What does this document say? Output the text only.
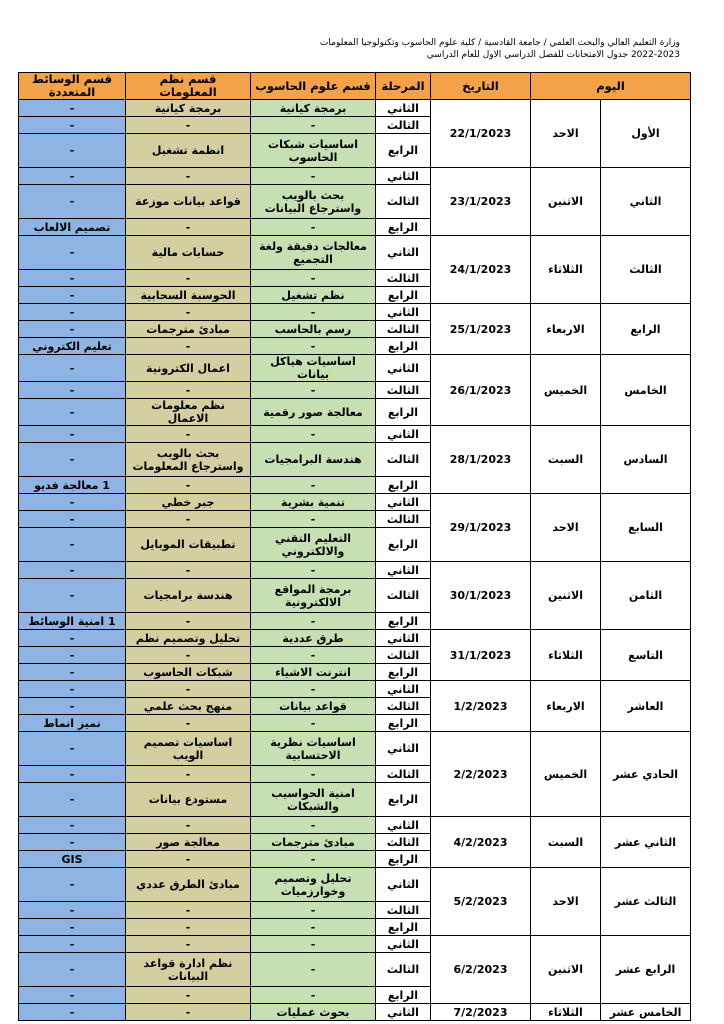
وزارة التعليم العالي والبحث العلمي / جامعة القادسية / كلية علوم الحاسوب وتكنولوجيا المعلومات
2022-2023 جدول الامتحانات للفصل الدراسي الاول للعام الدراسي
اليوم		التاريخ	المرحلة	قسم علوم الحاسوب	قسم نظم المعلومات	قسم الوسائط المتعددة
الأول	الاحد	22/1/2023	الثاني	برمجة كيانية	برمجة كيانية	-
			الثالث	-	-	-
			الرابع	اساسيات شبكات الحاسوب	انظمة تشغيل	-
الثاني	الاثنين	23/1/2023	الثاني	-	-	-
			الثالث	بحث بالويب واسترجاع البيانات	قواعد بيانات موزعة	-
			الرابع	-	-	تصميم الالعاب
الثالث	الثلاثاء	24/1/2023	الثاني	معالجات دقيقة ولغة التجميع	حسابات مالية	-
			الثالث	-	-	-
			الرابع	نظم تشغيل	الحوسبة السحابية	-
الرابع	الاربعاء	25/1/2023	الثاني	-	-	-
			الثالث	رسم بالحاسب	مبادئ مترجمات	-
			الرابع	-	-	تعليم الكتروني
الخامس	الخميس	26/1/2023	الثاني	اساسيات هياكل بيانات	اعمال الكترونية	-
			الثالث	-	-	-
			الرابع	معالجة صور رقمية	نظم معلومات الاعمال	-
السادس	السبت	28/1/2023	الثاني	-	-	-
			الثالث	هندسة البرامجيات	بحث بالويب واسترجاع المعلومات	-
			الرابع	-	-	1 معالجة فديو
السابع	الاحد	29/1/2023	الثاني	تنمية بشرية	جبر خطي	-
			الثالث	-	-	-
			الرابع	التعليم التقني والالكتروني	تطبيقات الموبايل	-
الثامن	الاثنين	30/1/2023	الثاني	-	-	-
			الثالث	برمجة المواقع الالكترونية	هندسة برامجيات	-
			الرابع	-	-	1 امنية الوسائط
التاسع	الثلاثاء	31/1/2023	الثاني	طرق عددية	تحليل وتصميم نظم	-
			الثالث	-	-	-
			الرابع	انترنت الاشياء	شبكات الحاسوب	-
العاشر	الاربعاء	1/2/2023	الثاني	-	-	-
			الثالث	قواعد بيانات	منهج بحث علمي	-
			الرابع	-	-	تميز انماط
الحادي عشر	الخميس	2/2/2023	الثاني	اساسيات نظرية الاحتسابية	اساسيات تصميم الويب	-
			الثالث	-	-	-
			الرابع	امنية الحواسيب والشبكات	مستودع بيانات	-
الثاني عشر	السبت	4/2/2023	الثاني	-	-	-
			الثالث	مبادئ مترجمات	معالجة صور	-
			الرابع	-	-	GIS
الثالث عشر	الاحد	5/2/2023	الثاني	تحليل وتصميم وخوارزميات	مبادئ الطرق عددي	-
			الثالث	-	-	-
			الرابع	-	-	-
الرابع عشر	الاثنين	6/2/2023	الثاني	-	-	-
			الثالث	-	نظم ادارة قواعد البيانات	-
			الرابع	-	-	-
الخامس عشر	الثلاثاء	7/2/2023	الثاني	بحوث عمليات	-	-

• **EXERCISE**
Every line above should be returned word for word, with the pictures left behind.

• **CORRECT OUTPUT**
What does this document say? Output the text only.
وزارة التعليم العالي والبحث العلمي / جامعة القادسية / كلية علوم الحاسوب وتكنولوجيا المعلومات
2022-2023 جدول الامتحانات للفصل الدراسي الاول للعام الدراسي
اليوم		التاريخ	المرحلة	قسم علوم الحاسوب	قسم نظم المعلومات	قسم الوسائط المتعددة
الأول	الاحد	22/1/2023	الثاني	برمجة كيانية	برمجة كيانية	-
			الثالث	-	-	-
			الرابع	اساسيات شبكات الحاسوب	انظمة تشغيل	-
الثاني	الاثنين	23/1/2023	الثاني	-	-	-
			الثالث	بحث بالويب واسترجاع البيانات	قواعد بيانات موزعة	-
			الرابع	-	-	تصميم الالعاب
الثالث	الثلاثاء	24/1/2023	الثاني	معالجات دقيقة ولغة التجميع	حسابات مالية	-
			الثالث	-	-	-
			الرابع	نظم تشغيل	الحوسبة السحابية	-
الرابع	الاربعاء	25/1/2023	الثاني	-	-	-
			الثالث	رسم بالحاسب	مبادئ مترجمات	-
			الرابع	-	-	تعليم الكتروني
الخامس	الخميس	26/1/2023	الثاني	اساسيات هياكل بيانات	اعمال الكترونية	-
			الثالث	-	-	-
			الرابع	معالجة صور رقمية	نظم معلومات الاعمال	-
السادس	السبت	28/1/2023	الثاني	-	-	-
			الثالث	هندسة البرامجيات	بحث بالويب واسترجاع المعلومات	-
			الرابع	-	-	1 معالجة فديو
السابع	الاحد	29/1/2023	الثاني	تنمية بشرية	جبر خطي	-
			الثالث	-	-	-
			الرابع	التعليم التقني والالكتروني	تطبيقات الموبايل	-
الثامن	الاثنين	30/1/2023	الثاني	-	-	-
			الثالث	برمجة المواقع الالكترونية	هندسة برامجيات	-
			الرابع	-	-	1 امنية الوسائط
التاسع	الثلاثاء	31/1/2023	الثاني	طرق عددية	تحليل وتصميم نظم	-
			الثالث	-	-	-
			الرابع	انترنت الاشياء	شبكات الحاسوب	-
العاشر	الاربعاء	1/2/2023	الثاني	-	-	-
			الثالث	قواعد بيانات	منهج بحث علمي	-
			الرابع	-	-	تميز انماط
الحادي عشر	الخميس	2/2/2023	الثاني	اساسيات نظرية الاحتسابية	اساسيات تصميم الويب	-
			الثالث	-	-	-
			الرابع	امنية الحواسيب والشبكات	مستودع بيانات	-
الثاني عشر	السبت	4/2/2023	الثاني	-	-	-
			الثالث	مبادئ مترجمات	معالجة صور	-
			الرابع	-	-	GIS
الثالث عشر	الاحد	5/2/2023	الثاني	تحليل وتصميم وخوارزميات	مبادئ الطرق عددي	-
			الثالث	-	-	-
			الرابع	-	-	-
الرابع عشر	الاثنين	6/2/2023	الثاني	-	-	-
			الثالث	-	نظم ادارة قواعد البيانات	-
			الرابع	-	-	-
الخامس عشر	الثلاثاء	7/2/2023	الثاني	بحوث عمليات	-	-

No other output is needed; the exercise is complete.